[Collected data]
====

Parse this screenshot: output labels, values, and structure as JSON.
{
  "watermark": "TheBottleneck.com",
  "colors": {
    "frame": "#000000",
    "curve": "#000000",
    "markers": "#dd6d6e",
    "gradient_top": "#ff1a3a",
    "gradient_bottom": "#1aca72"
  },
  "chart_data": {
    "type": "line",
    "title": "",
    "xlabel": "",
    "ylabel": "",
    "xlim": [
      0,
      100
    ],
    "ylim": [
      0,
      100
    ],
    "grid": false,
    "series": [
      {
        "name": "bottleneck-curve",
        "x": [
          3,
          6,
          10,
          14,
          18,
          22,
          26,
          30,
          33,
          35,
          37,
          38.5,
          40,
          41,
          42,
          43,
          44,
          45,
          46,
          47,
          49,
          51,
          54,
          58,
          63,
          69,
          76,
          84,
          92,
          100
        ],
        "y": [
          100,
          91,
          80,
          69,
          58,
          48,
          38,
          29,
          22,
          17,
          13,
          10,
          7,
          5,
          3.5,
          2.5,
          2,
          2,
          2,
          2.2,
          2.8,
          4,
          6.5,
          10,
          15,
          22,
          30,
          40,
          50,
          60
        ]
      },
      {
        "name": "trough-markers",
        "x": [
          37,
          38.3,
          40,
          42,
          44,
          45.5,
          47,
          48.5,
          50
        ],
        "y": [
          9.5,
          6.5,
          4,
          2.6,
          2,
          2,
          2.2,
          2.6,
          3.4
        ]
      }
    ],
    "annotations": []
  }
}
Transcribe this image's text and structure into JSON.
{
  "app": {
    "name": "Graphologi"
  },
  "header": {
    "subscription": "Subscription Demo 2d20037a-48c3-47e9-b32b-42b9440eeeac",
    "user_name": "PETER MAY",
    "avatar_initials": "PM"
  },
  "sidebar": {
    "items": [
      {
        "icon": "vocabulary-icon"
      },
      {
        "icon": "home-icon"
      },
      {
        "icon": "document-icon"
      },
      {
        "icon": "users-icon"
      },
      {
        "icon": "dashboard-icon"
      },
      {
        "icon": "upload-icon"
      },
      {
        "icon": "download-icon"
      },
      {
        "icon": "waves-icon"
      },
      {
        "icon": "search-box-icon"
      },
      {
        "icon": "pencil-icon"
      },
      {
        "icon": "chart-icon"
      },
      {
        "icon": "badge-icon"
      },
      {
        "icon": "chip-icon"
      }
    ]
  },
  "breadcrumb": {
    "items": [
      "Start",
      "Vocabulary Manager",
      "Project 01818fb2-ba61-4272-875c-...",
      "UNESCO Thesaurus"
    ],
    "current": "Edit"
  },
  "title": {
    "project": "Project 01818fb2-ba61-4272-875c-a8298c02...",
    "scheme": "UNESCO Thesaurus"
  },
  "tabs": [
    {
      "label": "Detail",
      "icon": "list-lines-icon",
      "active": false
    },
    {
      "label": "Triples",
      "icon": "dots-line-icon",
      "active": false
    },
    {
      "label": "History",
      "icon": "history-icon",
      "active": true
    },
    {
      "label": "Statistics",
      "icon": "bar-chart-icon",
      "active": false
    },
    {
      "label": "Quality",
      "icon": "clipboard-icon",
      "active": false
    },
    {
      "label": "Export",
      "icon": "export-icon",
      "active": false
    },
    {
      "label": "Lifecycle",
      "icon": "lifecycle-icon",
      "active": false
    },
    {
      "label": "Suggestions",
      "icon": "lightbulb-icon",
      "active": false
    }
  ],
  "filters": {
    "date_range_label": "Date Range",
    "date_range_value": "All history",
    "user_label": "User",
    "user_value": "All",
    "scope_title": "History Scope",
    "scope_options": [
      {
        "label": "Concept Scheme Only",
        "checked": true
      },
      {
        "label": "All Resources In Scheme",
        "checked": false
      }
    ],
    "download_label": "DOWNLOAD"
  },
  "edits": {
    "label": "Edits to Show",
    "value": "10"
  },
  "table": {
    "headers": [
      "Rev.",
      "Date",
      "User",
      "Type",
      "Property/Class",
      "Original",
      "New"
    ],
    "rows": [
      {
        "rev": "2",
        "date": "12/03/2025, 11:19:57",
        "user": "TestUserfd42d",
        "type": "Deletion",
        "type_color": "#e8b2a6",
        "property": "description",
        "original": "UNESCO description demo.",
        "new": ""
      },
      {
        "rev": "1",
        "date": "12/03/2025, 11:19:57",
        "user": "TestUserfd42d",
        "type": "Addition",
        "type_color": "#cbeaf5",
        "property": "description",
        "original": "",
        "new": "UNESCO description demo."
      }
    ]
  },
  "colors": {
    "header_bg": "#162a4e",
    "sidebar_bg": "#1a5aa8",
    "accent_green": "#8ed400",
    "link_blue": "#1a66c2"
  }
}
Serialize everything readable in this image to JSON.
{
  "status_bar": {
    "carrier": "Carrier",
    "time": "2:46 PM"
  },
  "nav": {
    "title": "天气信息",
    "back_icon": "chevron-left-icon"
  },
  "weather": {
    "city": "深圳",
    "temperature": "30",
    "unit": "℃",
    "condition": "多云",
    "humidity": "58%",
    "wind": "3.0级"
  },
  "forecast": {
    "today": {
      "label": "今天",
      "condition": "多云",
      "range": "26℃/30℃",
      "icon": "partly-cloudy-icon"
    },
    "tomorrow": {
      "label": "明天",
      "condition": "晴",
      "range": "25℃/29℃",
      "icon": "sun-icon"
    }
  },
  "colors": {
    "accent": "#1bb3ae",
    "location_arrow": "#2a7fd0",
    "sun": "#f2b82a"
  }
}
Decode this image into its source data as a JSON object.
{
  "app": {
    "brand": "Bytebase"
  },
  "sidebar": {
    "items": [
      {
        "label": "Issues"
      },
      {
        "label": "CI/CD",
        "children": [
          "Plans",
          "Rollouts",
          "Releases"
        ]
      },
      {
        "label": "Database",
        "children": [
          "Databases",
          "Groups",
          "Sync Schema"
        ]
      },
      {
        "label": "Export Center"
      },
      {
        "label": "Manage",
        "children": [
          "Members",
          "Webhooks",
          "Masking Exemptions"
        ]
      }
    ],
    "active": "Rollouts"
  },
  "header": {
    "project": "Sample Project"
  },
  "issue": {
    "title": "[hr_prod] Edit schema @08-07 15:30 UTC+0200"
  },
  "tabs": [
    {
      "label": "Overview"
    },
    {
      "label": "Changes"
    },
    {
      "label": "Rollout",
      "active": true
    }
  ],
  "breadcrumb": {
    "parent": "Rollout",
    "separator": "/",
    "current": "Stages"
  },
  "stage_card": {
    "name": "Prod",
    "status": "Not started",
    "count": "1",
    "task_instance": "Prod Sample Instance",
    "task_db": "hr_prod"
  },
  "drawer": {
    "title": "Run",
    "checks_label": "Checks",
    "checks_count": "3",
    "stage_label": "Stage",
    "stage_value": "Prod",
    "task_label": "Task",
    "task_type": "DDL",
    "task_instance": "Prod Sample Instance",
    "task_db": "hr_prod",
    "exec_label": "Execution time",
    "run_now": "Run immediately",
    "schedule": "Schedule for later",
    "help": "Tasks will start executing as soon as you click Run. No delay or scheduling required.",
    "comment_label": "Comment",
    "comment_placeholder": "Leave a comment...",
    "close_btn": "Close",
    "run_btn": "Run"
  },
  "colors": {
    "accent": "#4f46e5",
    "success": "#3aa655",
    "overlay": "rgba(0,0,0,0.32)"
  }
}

====

> Short task
Every line above needs to be retyped exactly.

> Reply to the task
Parse this screenshot: output labels, values, and structure as JSON.
{
  "watermark": "TheBottleneck.com",
  "colors": {
    "frame": "#000000",
    "curve": "#000000",
    "markers": "#dd6d6e",
    "gradient_top": "#ff1a3a",
    "gradient_bottom": "#1aca72"
  },
  "chart_data": {
    "type": "line",
    "title": "",
    "xlabel": "",
    "ylabel": "",
    "xlim": [
      0,
      100
    ],
    "ylim": [
      0,
      100
    ],
    "grid": false,
    "series": [
      {
        "name": "bottleneck-curve",
        "x": [
          3,
          6,
          10,
          14,
          18,
          22,
          26,
          30,
          33,
          35,
          37,
          38.5,
          40,
          41,
          42,
          43,
          44,
          45,
          46,
          47,
          49,
          51,
          54,
          58,
          63,
          69,
          76,
          84,
          92,
          100
        ],
        "y": [
          100,
          91,
          80,
          69,
          58,
          48,
          38,
          29,
          22,
          17,
          13,
          10,
          7,
          5,
          3.5,
          2.5,
          2,
          2,
          2,
          2.2,
          2.8,
          4,
          6.5,
          10,
          15,
          22,
          30,
          40,
          50,
          60
        ]
      },
      {
        "name": "trough-markers",
        "x": [
          37,
          38.3,
          40,
          42,
          44,
          45.5,
          47,
          48.5,
          50
        ],
        "y": [
          9.5,
          6.5,
          4,
          2.6,
          2,
          2,
          2.2,
          2.6,
          3.4
        ]
      }
    ],
    "annotations": []
  }
}
Transcribe this image's text and structure into JSON.
{
  "app": {
    "name": "Graphologi"
  },
  "header": {
    "subscription": "Subscription Demo 2d20037a-48c3-47e9-b32b-42b9440eeeac",
    "user_name": "PETER MAY",
    "avatar_initials": "PM"
  },
  "sidebar": {
    "items": [
      {
        "icon": "vocabulary-icon"
      },
      {
        "icon": "home-icon"
      },
      {
        "icon": "document-icon"
      },
      {
        "icon": "users-icon"
      },
      {
        "icon": "dashboard-icon"
      },
      {
        "icon": "upload-icon"
      },
      {
        "icon": "download-icon"
      },
      {
        "icon": "waves-icon"
      },
      {
        "icon": "search-box-icon"
      },
      {
        "icon": "pencil-icon"
      },
      {
        "icon": "chart-icon"
      },
      {
        "icon": "badge-icon"
      },
      {
        "icon": "chip-icon"
      }
    ]
  },
  "breadcrumb": {
    "items": [
      "Start",
      "Vocabulary Manager",
      "Project 01818fb2-ba61-4272-875c-...",
      "UNESCO Thesaurus"
    ],
    "current": "Edit"
  },
  "title": {
    "project": "Project 01818fb2-ba61-4272-875c-a8298c02...",
    "scheme": "UNESCO Thesaurus"
  },
  "tabs": [
    {
      "label": "Detail",
      "icon": "list-lines-icon",
      "active": false
    },
    {
      "label": "Triples",
      "icon": "dots-line-icon",
      "active": false
    },
    {
      "label": "History",
      "icon": "history-icon",
      "active": true
    },
    {
      "label": "Statistics",
      "icon": "bar-chart-icon",
      "active": false
    },
    {
      "label": "Quality",
      "icon": "clipboard-icon",
      "active": false
    },
    {
      "label": "Export",
      "icon": "export-icon",
      "active": false
    },
    {
      "label": "Lifecycle",
      "icon": "lifecycle-icon",
      "active": false
    },
    {
      "label": "Suggestions",
      "icon": "lightbulb-icon",
      "active": false
    }
  ],
  "filters": {
    "date_range_label": "Date Range",
    "date_range_value": "All history",
    "user_label": "User",
    "user_value": "All",
    "scope_title": "History Scope",
    "scope_options": [
      {
        "label": "Concept Scheme Only",
        "checked": true
      },
      {
        "label": "All Resources In Scheme",
        "checked": false
      }
    ],
    "download_label": "DOWNLOAD"
  },
  "edits": {
    "label": "Edits to Show",
    "value": "10"
  },
  "table": {
    "headers": [
      "Rev.",
      "Date",
      "User",
      "Type",
      "Property/Class",
      "Original",
      "New"
    ],
    "rows": [
      {
        "rev": "2",
        "date": "12/03/2025, 11:19:57",
        "user": "TestUserfd42d",
        "type": "Deletion",
        "type_color": "#e8b2a6",
        "property": "description",
        "original": "UNESCO description demo.",
        "new": ""
      },
      {
        "rev": "1",
        "date": "12/03/2025, 11:19:57",
        "user": "TestUserfd42d",
        "type": "Addition",
        "type_color": "#cbeaf5",
        "property": "description",
        "original": "",
        "new": "UNESCO description demo."
      }
    ]
  },
  "colors": {
    "header_bg": "#162a4e",
    "sidebar_bg": "#1a5aa8",
    "accent_green": "#8ed400",
    "link_blue": "#1a66c2"
  }
}
Serialize everything readable in this image to JSON.
{
  "status_bar": {
    "carrier": "Carrier",
    "time": "2:46 PM"
  },
  "nav": {
    "title": "天气信息",
    "back_icon": "chevron-left-icon"
  },
  "weather": {
    "city": "深圳",
    "temperature": "30",
    "unit": "℃",
    "condition": "多云",
    "humidity": "58%",
    "wind": "3.0级"
  },
  "forecast": {
    "today": {
      "label": "今天",
      "condition": "多云",
      "range": "26℃/30℃",
      "icon": "partly-cloudy-icon"
    },
    "tomorrow": {
      "label": "明天",
      "condition": "晴",
      "range": "25℃/29℃",
      "icon": "sun-icon"
    }
  },
  "colors": {
    "accent": "#1bb3ae",
    "location_arrow": "#2a7fd0",
    "sun": "#f2b82a"
  }
}
Decode this image into its source data as a JSON object.
{
  "app": {
    "brand": "Bytebase"
  },
  "sidebar": {
    "items": [
      {
        "label": "Issues"
      },
      {
        "label": "CI/CD",
        "children": [
          "Plans",
          "Rollouts",
          "Releases"
        ]
      },
      {
        "label": "Database",
        "children": [
          "Databases",
          "Groups",
          "Sync Schema"
        ]
      },
      {
        "label": "Export Center"
      },
      {
        "label": "Manage",
        "children": [
          "Members",
          "Webhooks",
          "Masking Exemptions"
        ]
      }
    ],
    "active": "Rollouts"
  },
  "header": {
    "project": "Sample Project"
  },
  "issue": {
    "title": "[hr_prod] Edit schema @08-07 15:30 UTC+0200"
  },
  "tabs": [
    {
      "label": "Overview"
    },
    {
      "label": "Changes"
    },
    {
      "label": "Rollout",
      "active": true
    }
  ],
  "breadcrumb": {
    "parent": "Rollout",
    "separator": "/",
    "current": "Stages"
  },
  "stage_card": {
    "name": "Prod",
    "status": "Not started",
    "count": "1",
    "task_instance": "Prod Sample Instance",
    "task_db": "hr_prod"
  },
  "drawer": {
    "title": "Run",
    "checks_label": "Checks",
    "checks_count": "3",
    "stage_label": "Stage",
    "stage_value": "Prod",
    "task_label": "Task",
    "task_type": "DDL",
    "task_instance": "Prod Sample Instance",
    "task_db": "hr_prod",
    "exec_label": "Execution time",
    "run_now": "Run immediately",
    "schedule": "Schedule for later",
    "help": "Tasks will start executing as soon as you click Run. No delay or scheduling required.",
    "comment_label": "Comment",
    "comment_placeholder": "Leave a comment...",
    "close_btn": "Close",
    "run_btn": "Run"
  },
  "colors": {
    "accent": "#4f46e5",
    "success": "#3aa655",
    "overlay": "rgba(0,0,0,0.32)"
  }
}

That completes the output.